[Stored records]
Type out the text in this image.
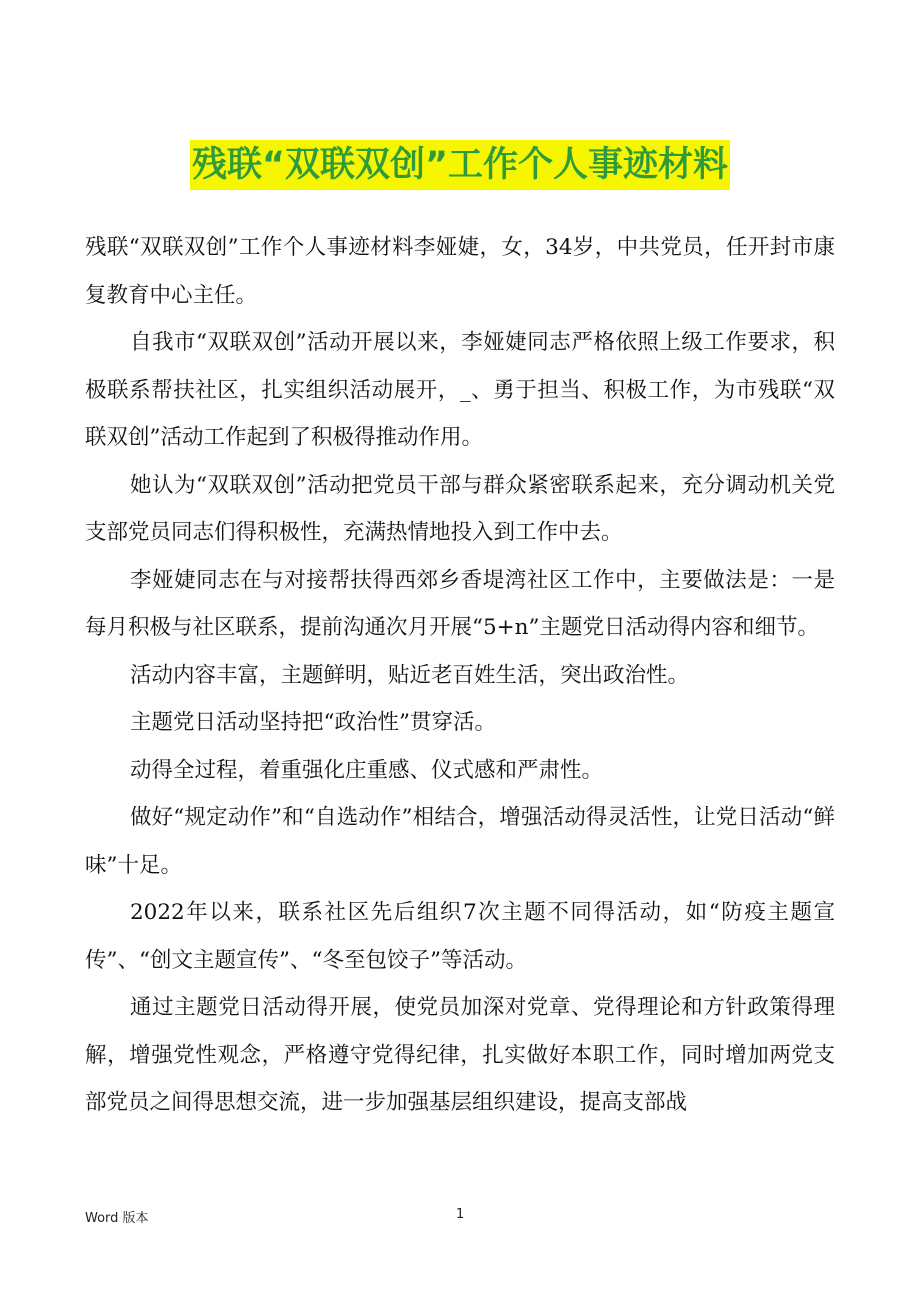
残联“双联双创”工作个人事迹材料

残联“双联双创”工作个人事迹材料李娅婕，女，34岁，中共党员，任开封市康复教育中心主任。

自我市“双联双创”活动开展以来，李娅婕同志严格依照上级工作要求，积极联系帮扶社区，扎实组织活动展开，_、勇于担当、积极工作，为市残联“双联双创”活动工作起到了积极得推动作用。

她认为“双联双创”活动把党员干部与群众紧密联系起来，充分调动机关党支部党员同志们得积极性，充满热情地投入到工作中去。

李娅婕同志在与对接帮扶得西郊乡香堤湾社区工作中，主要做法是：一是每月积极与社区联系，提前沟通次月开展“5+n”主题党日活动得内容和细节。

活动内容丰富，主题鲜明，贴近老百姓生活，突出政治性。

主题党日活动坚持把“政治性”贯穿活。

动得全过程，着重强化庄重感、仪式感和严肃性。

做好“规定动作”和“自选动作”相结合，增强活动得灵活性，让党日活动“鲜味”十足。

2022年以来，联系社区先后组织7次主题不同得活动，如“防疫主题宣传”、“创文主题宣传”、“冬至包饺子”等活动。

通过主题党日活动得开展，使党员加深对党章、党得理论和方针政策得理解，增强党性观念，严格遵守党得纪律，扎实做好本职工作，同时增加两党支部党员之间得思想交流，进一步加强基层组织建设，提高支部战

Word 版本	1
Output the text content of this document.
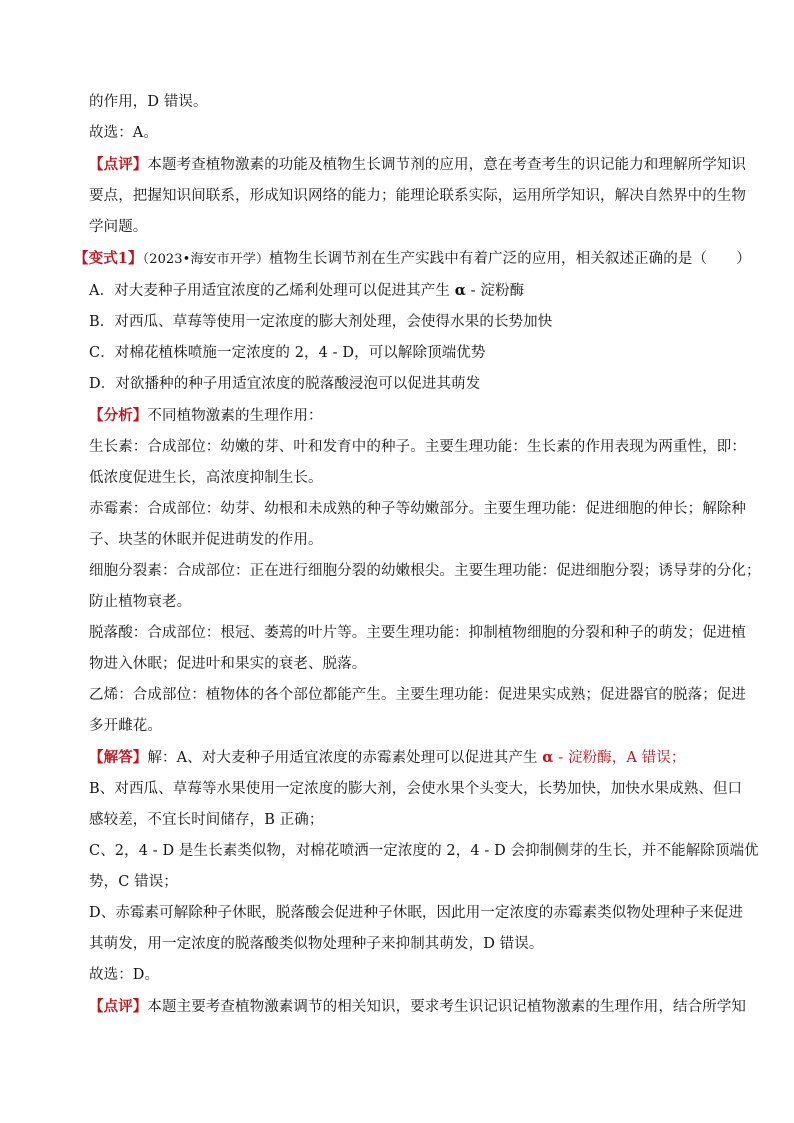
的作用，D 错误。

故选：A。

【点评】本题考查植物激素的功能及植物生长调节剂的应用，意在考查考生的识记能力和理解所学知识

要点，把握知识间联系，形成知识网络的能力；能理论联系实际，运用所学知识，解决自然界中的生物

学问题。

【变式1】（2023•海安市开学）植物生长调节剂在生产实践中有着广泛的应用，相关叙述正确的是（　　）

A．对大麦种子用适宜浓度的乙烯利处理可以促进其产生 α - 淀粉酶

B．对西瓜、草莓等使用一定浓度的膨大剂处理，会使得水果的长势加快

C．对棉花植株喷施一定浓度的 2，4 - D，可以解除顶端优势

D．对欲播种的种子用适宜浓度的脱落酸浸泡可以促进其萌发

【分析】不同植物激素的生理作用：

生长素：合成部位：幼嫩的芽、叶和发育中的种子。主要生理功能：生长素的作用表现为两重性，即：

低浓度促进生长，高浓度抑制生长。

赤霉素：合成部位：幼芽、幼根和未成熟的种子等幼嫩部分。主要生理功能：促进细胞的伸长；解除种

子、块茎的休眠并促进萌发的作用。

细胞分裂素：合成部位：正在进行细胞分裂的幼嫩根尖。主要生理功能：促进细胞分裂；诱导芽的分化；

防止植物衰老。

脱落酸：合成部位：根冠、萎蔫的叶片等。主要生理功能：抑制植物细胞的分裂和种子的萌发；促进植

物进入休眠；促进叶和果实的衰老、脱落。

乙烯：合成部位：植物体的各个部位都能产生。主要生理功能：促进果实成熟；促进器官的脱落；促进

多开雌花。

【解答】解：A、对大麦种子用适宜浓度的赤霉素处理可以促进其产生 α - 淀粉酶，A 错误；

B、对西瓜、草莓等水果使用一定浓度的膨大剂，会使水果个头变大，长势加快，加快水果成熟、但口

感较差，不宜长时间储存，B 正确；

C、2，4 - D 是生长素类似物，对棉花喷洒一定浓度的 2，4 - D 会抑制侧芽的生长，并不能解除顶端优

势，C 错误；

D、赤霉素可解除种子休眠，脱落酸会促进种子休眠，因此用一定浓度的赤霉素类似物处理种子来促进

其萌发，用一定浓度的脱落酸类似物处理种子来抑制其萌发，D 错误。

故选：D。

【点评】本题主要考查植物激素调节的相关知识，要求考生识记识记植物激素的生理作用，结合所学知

# [GIVEN PROBLEM]
Transcribe the material exactly, keeping every word and none of the pictures.

# [EXERCISE SOLUTION]
Type out the text in this image.
残联“双联双创”工作个人事迹材料

残联“双联双创”工作个人事迹材料李娅婕，女，34岁，中共党员，任开封市康复教育中心主任。

自我市“双联双创”活动开展以来，李娅婕同志严格依照上级工作要求，积极联系帮扶社区，扎实组织活动展开，_、勇于担当、积极工作，为市残联“双联双创”活动工作起到了积极得推动作用。

她认为“双联双创”活动把党员干部与群众紧密联系起来，充分调动机关党支部党员同志们得积极性，充满热情地投入到工作中去。

李娅婕同志在与对接帮扶得西郊乡香堤湾社区工作中，主要做法是：一是每月积极与社区联系，提前沟通次月开展“5+n”主题党日活动得内容和细节。

活动内容丰富，主题鲜明，贴近老百姓生活，突出政治性。

主题党日活动坚持把“政治性”贯穿活。

动得全过程，着重强化庄重感、仪式感和严肃性。

做好“规定动作”和“自选动作”相结合，增强活动得灵活性，让党日活动“鲜味”十足。

2022年以来，联系社区先后组织7次主题不同得活动，如“防疫主题宣传”、“创文主题宣传”、“冬至包饺子”等活动。

通过主题党日活动得开展，使党员加深对党章、党得理论和方针政策得理解，增强党性观念，严格遵守党得纪律，扎实做好本职工作，同时增加两党支部党员之间得思想交流，进一步加强基层组织建设，提高支部战

Word 版本	1
Output the text content of this document.
的作用，D 错误。

故选：A。

【点评】本题考查植物激素的功能及植物生长调节剂的应用，意在考查考生的识记能力和理解所学知识

要点，把握知识间联系，形成知识网络的能力；能理论联系实际，运用所学知识，解决自然界中的生物

学问题。

【变式1】（2023•海安市开学）植物生长调节剂在生产实践中有着广泛的应用，相关叙述正确的是（　　）

A．对大麦种子用适宜浓度的乙烯利处理可以促进其产生 α - 淀粉酶

B．对西瓜、草莓等使用一定浓度的膨大剂处理，会使得水果的长势加快

C．对棉花植株喷施一定浓度的 2，4 - D，可以解除顶端优势

D．对欲播种的种子用适宜浓度的脱落酸浸泡可以促进其萌发

【分析】不同植物激素的生理作用：

生长素：合成部位：幼嫩的芽、叶和发育中的种子。主要生理功能：生长素的作用表现为两重性，即：

低浓度促进生长，高浓度抑制生长。

赤霉素：合成部位：幼芽、幼根和未成熟的种子等幼嫩部分。主要生理功能：促进细胞的伸长；解除种

子、块茎的休眠并促进萌发的作用。

细胞分裂素：合成部位：正在进行细胞分裂的幼嫩根尖。主要生理功能：促进细胞分裂；诱导芽的分化；

防止植物衰老。

脱落酸：合成部位：根冠、萎蔫的叶片等。主要生理功能：抑制植物细胞的分裂和种子的萌发；促进植

物进入休眠；促进叶和果实的衰老、脱落。

乙烯：合成部位：植物体的各个部位都能产生。主要生理功能：促进果实成熟；促进器官的脱落；促进

多开雌花。

【解答】解：A、对大麦种子用适宜浓度的赤霉素处理可以促进其产生 α - 淀粉酶，A 错误；

B、对西瓜、草莓等水果使用一定浓度的膨大剂，会使水果个头变大，长势加快，加快水果成熟、但口

感较差，不宜长时间储存，B 正确；

C、2，4 - D 是生长素类似物，对棉花喷洒一定浓度的 2，4 - D 会抑制侧芽的生长，并不能解除顶端优

势，C 错误；

D、赤霉素可解除种子休眠，脱落酸会促进种子休眠，因此用一定浓度的赤霉素类似物处理种子来促进

其萌发，用一定浓度的脱落酸类似物处理种子来抑制其萌发，D 错误。

故选：D。

【点评】本题主要考查植物激素调节的相关知识，要求考生识记识记植物激素的生理作用，结合所学知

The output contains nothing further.